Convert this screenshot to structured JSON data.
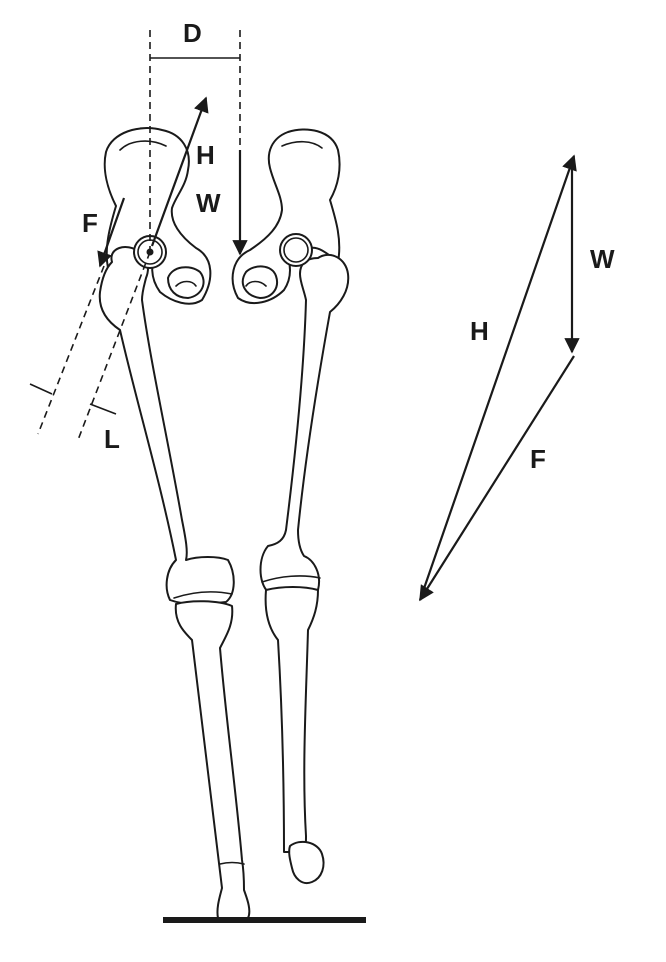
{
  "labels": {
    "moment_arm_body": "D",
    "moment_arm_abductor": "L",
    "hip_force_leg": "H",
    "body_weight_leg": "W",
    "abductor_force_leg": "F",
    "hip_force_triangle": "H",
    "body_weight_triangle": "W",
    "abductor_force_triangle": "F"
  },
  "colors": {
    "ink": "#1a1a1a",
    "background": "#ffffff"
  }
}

--

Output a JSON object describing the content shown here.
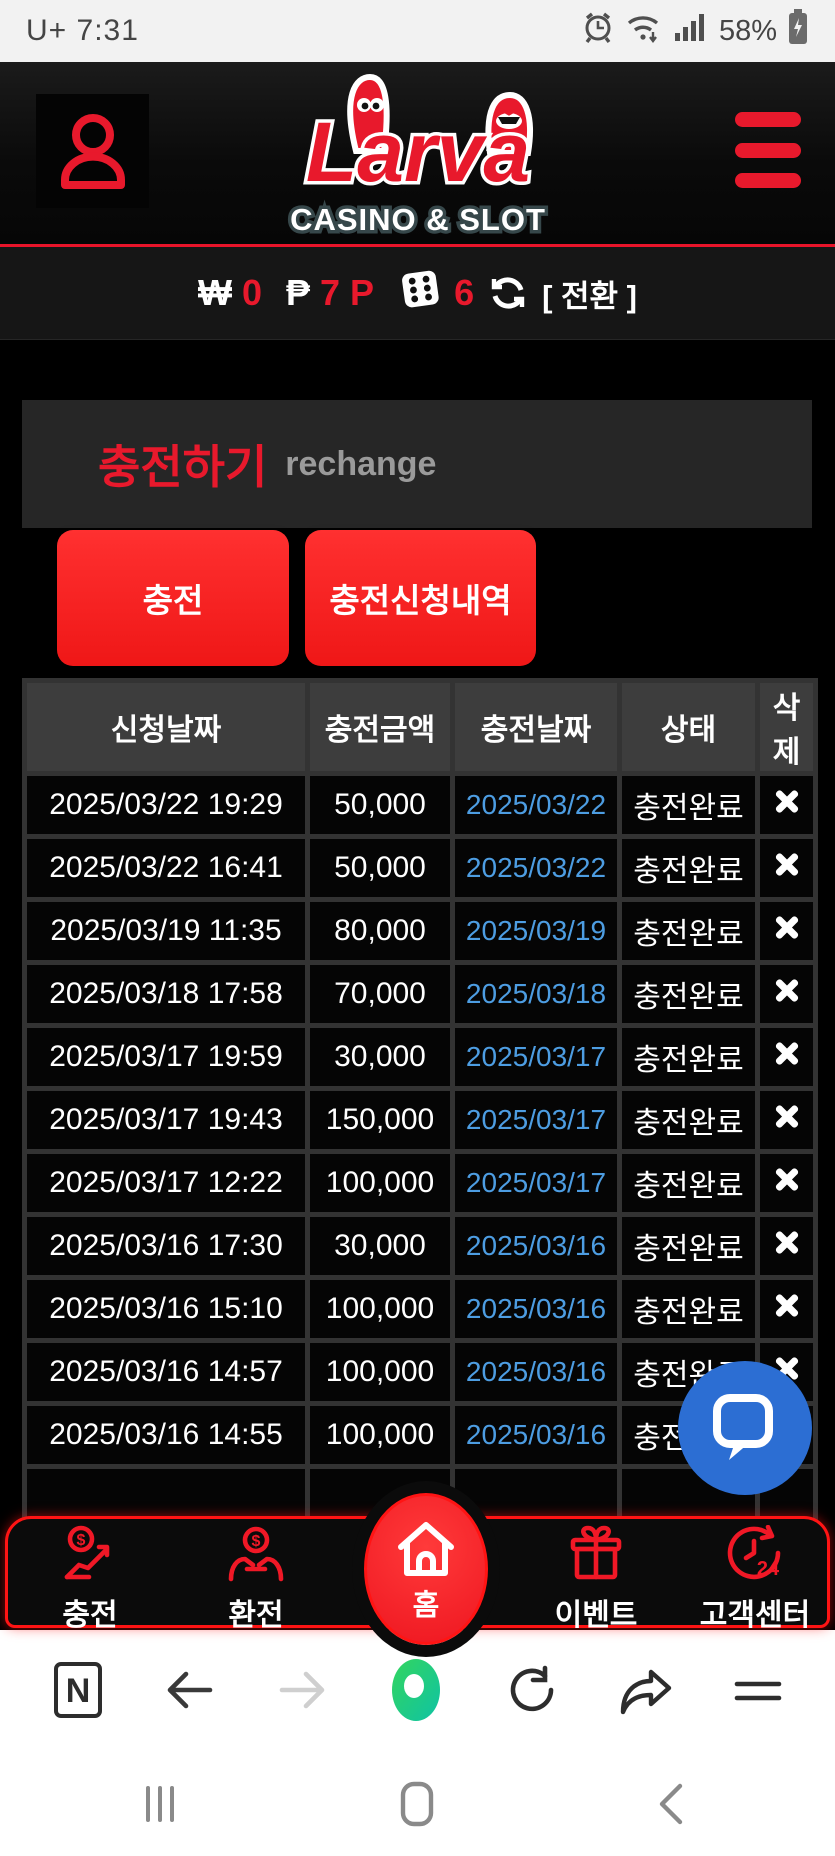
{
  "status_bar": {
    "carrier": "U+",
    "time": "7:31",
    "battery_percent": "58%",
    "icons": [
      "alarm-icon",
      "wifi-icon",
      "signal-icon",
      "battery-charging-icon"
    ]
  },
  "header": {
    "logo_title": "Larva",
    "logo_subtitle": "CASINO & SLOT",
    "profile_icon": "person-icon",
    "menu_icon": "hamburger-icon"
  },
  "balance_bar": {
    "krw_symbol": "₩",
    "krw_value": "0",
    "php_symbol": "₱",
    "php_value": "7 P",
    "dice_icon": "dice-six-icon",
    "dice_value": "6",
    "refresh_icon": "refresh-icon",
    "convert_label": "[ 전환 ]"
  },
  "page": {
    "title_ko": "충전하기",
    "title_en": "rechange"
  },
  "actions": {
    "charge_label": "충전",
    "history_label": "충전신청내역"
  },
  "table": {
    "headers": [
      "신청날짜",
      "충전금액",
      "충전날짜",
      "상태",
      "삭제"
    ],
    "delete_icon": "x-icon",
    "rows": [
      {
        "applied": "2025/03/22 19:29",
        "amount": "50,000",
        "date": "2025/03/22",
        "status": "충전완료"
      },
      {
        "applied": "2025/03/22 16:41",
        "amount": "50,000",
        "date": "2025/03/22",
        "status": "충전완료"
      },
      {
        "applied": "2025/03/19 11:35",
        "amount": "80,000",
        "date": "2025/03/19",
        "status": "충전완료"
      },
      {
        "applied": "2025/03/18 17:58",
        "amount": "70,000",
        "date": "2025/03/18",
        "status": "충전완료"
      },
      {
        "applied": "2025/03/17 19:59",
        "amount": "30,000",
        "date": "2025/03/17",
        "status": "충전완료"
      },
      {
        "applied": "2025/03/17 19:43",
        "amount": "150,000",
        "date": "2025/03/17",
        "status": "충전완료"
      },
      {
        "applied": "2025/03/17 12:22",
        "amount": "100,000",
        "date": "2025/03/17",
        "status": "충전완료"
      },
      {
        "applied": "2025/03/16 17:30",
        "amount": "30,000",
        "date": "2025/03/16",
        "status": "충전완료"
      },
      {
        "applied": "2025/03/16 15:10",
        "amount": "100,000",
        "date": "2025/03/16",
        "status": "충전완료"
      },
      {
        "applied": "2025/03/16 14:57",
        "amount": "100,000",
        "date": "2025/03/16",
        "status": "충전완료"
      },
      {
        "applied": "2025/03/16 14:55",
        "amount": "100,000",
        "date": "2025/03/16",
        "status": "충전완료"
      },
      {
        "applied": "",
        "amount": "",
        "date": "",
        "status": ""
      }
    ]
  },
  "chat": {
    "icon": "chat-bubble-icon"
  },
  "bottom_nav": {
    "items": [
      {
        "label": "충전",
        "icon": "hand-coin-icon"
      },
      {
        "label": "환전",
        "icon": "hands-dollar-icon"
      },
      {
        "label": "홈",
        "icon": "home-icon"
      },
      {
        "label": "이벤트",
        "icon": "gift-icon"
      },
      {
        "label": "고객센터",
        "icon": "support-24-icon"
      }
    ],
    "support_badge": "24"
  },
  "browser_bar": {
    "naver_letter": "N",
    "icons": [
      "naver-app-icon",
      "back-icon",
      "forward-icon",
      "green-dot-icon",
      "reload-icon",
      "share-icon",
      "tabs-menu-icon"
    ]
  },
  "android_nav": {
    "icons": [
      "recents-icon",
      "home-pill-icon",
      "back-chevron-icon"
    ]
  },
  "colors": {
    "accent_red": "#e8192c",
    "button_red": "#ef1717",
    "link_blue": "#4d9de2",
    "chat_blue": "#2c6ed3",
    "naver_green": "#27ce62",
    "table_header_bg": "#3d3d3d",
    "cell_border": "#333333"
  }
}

--

Reproduce each line of the material containing the word "applied".

Finished task:
        "applied": "2025/03/22 19:29",
        "applied": "2025/03/22 16:41",
        "applied": "2025/03/19 11:35",
        "applied": "2025/03/18 17:58",
        "applied": "2025/03/17 19:59",
        "applied": "2025/03/17 19:43",
        "applied": "2025/03/17 12:22",
        "applied": "2025/03/16 17:30",
        "applied": "2025/03/16 15:10",
        "applied": "2025/03/16 14:57",
        "applied": "2025/03/16 14:55",
        "applied": "",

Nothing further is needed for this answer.